Extracted data entries:
※ ※ ※

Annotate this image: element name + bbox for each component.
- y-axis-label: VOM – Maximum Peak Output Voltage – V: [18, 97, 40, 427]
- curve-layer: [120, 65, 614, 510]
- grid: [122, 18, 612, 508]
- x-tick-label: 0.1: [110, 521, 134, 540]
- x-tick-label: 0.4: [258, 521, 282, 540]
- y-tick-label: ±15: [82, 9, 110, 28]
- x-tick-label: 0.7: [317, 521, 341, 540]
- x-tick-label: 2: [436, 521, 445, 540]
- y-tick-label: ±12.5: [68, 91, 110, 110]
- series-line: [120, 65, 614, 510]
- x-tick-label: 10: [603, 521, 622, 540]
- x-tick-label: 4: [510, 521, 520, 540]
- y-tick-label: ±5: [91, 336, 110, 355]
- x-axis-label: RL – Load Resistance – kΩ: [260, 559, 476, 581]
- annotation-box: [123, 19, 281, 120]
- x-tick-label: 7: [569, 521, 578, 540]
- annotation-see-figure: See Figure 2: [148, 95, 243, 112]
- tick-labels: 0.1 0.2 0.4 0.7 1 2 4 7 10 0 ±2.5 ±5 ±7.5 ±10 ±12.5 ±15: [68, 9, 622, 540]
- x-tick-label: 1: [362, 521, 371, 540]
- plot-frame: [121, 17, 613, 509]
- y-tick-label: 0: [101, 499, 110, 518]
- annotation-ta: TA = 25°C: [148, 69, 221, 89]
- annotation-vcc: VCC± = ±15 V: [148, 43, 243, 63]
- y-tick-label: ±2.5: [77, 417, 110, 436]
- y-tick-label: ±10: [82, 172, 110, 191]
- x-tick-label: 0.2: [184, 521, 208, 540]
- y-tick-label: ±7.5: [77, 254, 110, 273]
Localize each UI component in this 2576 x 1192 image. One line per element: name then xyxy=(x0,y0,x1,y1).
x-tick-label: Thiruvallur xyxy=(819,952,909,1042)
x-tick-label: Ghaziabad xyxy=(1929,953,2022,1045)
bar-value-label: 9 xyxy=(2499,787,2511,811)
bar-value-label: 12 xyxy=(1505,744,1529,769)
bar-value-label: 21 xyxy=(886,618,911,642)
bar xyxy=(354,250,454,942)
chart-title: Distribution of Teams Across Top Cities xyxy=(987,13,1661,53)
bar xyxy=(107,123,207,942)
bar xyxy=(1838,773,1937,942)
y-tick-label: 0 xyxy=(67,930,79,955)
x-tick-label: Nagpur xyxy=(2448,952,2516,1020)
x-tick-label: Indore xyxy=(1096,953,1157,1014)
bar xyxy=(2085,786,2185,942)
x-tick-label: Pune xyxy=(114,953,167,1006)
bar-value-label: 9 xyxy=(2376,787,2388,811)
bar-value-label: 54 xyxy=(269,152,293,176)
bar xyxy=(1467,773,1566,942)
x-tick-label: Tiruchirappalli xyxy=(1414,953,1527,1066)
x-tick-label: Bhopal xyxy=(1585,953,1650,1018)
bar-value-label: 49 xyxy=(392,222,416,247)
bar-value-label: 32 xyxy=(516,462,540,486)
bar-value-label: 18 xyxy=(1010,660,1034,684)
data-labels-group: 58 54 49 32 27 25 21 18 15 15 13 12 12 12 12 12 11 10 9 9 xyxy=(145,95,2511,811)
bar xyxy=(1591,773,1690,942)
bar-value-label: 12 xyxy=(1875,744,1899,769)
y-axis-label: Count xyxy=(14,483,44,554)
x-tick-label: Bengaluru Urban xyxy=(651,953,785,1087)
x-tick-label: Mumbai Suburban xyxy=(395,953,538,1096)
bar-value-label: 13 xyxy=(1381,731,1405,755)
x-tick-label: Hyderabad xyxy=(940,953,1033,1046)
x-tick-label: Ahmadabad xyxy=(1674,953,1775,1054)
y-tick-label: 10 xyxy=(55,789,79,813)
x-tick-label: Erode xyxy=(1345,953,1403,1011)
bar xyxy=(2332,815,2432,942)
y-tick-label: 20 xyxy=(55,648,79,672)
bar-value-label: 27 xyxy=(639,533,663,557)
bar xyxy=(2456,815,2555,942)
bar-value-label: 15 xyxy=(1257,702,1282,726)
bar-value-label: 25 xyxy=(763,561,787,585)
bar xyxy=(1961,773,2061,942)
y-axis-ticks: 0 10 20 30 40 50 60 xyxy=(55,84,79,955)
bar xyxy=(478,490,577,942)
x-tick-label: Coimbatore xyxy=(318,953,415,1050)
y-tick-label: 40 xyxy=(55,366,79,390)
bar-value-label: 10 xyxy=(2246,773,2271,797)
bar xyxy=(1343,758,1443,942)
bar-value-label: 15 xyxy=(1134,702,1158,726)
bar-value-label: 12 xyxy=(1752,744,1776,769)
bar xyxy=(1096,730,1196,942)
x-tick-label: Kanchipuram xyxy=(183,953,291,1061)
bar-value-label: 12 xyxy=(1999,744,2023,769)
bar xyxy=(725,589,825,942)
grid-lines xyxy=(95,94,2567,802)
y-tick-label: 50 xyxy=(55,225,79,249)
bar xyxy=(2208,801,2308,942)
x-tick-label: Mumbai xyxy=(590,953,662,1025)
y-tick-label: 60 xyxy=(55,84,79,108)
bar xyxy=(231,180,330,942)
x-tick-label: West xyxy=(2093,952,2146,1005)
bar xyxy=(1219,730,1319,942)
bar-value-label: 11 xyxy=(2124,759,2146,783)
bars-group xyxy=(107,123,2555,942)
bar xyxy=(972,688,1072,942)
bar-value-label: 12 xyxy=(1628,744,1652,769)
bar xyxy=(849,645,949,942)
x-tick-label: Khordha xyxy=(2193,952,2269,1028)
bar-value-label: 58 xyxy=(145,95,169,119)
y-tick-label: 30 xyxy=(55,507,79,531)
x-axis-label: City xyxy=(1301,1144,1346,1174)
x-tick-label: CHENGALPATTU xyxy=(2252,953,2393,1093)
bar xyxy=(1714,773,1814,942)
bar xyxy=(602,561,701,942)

※ ※ ※

» **TASK OBJECTIVE**
Reproduce every line of the listing above verbatim, without changing, adding, or leaving out anything.

» **COMPLETED TASK**
Annotate this image: element name + bbox for each component.
- y-axis-label: VOM – Maximum Peak Output Voltage – V: [18, 97, 40, 427]
- curve-layer: [120, 65, 614, 510]
- grid: [122, 18, 612, 508]
- x-tick-label: 0.1: [110, 521, 134, 540]
- x-tick-label: 0.4: [258, 521, 282, 540]
- y-tick-label: ±15: [82, 9, 110, 28]
- x-tick-label: 0.7: [317, 521, 341, 540]
- x-tick-label: 2: [436, 521, 445, 540]
- y-tick-label: ±12.5: [68, 91, 110, 110]
- series-line: [120, 65, 614, 510]
- x-tick-label: 10: [603, 521, 622, 540]
- x-tick-label: 4: [510, 521, 520, 540]
- y-tick-label: ±5: [91, 336, 110, 355]
- x-axis-label: RL – Load Resistance – kΩ: [260, 559, 476, 581]
- annotation-box: [123, 19, 281, 120]
- x-tick-label: 7: [569, 521, 578, 540]
- annotation-see-figure: See Figure 2: [148, 95, 243, 112]
- tick-labels: 0.1 0.2 0.4 0.7 1 2 4 7 10 0 ±2.5 ±5 ±7.5 ±10 ±12.5 ±15: [68, 9, 622, 540]
- x-tick-label: 1: [362, 521, 371, 540]
- plot-frame: [121, 17, 613, 509]
- y-tick-label: 0: [101, 499, 110, 518]
- annotation-ta: TA = 25°C: [148, 69, 221, 89]
- annotation-vcc: VCC± = ±15 V: [148, 43, 243, 63]
- y-tick-label: ±2.5: [77, 417, 110, 436]
- y-tick-label: ±10: [82, 172, 110, 191]
- x-tick-label: 0.2: [184, 521, 208, 540]
- y-tick-label: ±7.5: [77, 254, 110, 273]
Localize each UI component in this 2576 x 1192 image. One line per element: name then xyxy=(x0,y0,x1,y1).
x-tick-label: Thiruvallur xyxy=(819,952,909,1042)
x-tick-label: Ghaziabad xyxy=(1929,953,2022,1045)
bar-value-label: 9 xyxy=(2499,787,2511,811)
bar-value-label: 12 xyxy=(1505,744,1529,769)
bar-value-label: 21 xyxy=(886,618,911,642)
bar xyxy=(354,250,454,942)
chart-title: Distribution of Teams Across Top Cities xyxy=(987,13,1661,53)
bar xyxy=(107,123,207,942)
bar xyxy=(1838,773,1937,942)
y-tick-label: 0 xyxy=(67,930,79,955)
x-tick-label: Nagpur xyxy=(2448,952,2516,1020)
x-tick-label: Indore xyxy=(1096,953,1157,1014)
bar xyxy=(2085,786,2185,942)
x-tick-label: Pune xyxy=(114,953,167,1006)
bar-value-label: 9 xyxy=(2376,787,2388,811)
bar-value-label: 54 xyxy=(269,152,293,176)
bar xyxy=(1467,773,1566,942)
x-tick-label: Tiruchirappalli xyxy=(1414,953,1527,1066)
x-tick-label: Bhopal xyxy=(1585,953,1650,1018)
bar-value-label: 49 xyxy=(392,222,416,247)
bar-value-label: 32 xyxy=(516,462,540,486)
bar-value-label: 18 xyxy=(1010,660,1034,684)
data-labels-group: 58 54 49 32 27 25 21 18 15 15 13 12 12 12 12 12 11 10 9 9 xyxy=(145,95,2511,811)
bar xyxy=(1591,773,1690,942)
bar-value-label: 12 xyxy=(1875,744,1899,769)
y-axis-label: Count xyxy=(14,483,44,554)
x-tick-label: Bengaluru Urban xyxy=(651,953,785,1087)
x-tick-label: Mumbai Suburban xyxy=(395,953,538,1096)
bar-value-label: 13 xyxy=(1381,731,1405,755)
x-tick-label: Hyderabad xyxy=(940,953,1033,1046)
x-tick-label: Ahmadabad xyxy=(1674,953,1775,1054)
y-tick-label: 10 xyxy=(55,789,79,813)
x-tick-label: Erode xyxy=(1345,953,1403,1011)
bar xyxy=(2332,815,2432,942)
y-tick-label: 20 xyxy=(55,648,79,672)
bar-value-label: 27 xyxy=(639,533,663,557)
bar xyxy=(2456,815,2555,942)
bar-value-label: 15 xyxy=(1257,702,1282,726)
bar-value-label: 25 xyxy=(763,561,787,585)
bar xyxy=(1961,773,2061,942)
y-axis-ticks: 0 10 20 30 40 50 60 xyxy=(55,84,79,955)
bar xyxy=(478,490,577,942)
x-tick-label: Coimbatore xyxy=(318,953,415,1050)
y-tick-label: 40 xyxy=(55,366,79,390)
bar-value-label: 10 xyxy=(2246,773,2271,797)
bar xyxy=(1343,758,1443,942)
bar-value-label: 15 xyxy=(1134,702,1158,726)
bar-value-label: 12 xyxy=(1752,744,1776,769)
bar xyxy=(1096,730,1196,942)
x-tick-label: Kanchipuram xyxy=(183,953,291,1061)
bar-value-label: 12 xyxy=(1999,744,2023,769)
bar xyxy=(725,589,825,942)
grid-lines xyxy=(95,94,2567,802)
y-tick-label: 50 xyxy=(55,225,79,249)
bar xyxy=(2208,801,2308,942)
x-tick-label: Mumbai xyxy=(590,953,662,1025)
y-tick-label: 60 xyxy=(55,84,79,108)
bar xyxy=(231,180,330,942)
x-tick-label: West xyxy=(2093,952,2146,1005)
bar xyxy=(1219,730,1319,942)
bar-value-label: 11 xyxy=(2124,759,2146,783)
bars-group xyxy=(107,123,2555,942)
bar xyxy=(972,688,1072,942)
bar-value-label: 12 xyxy=(1628,744,1652,769)
bar xyxy=(849,645,949,942)
x-tick-label: Khordha xyxy=(2193,952,2269,1028)
bar-value-label: 58 xyxy=(145,95,169,119)
y-tick-label: 30 xyxy=(55,507,79,531)
x-axis-label: City xyxy=(1301,1144,1346,1174)
x-tick-label: CHENGALPATTU xyxy=(2252,953,2393,1093)
bar xyxy=(1714,773,1814,942)
bar xyxy=(602,561,701,942)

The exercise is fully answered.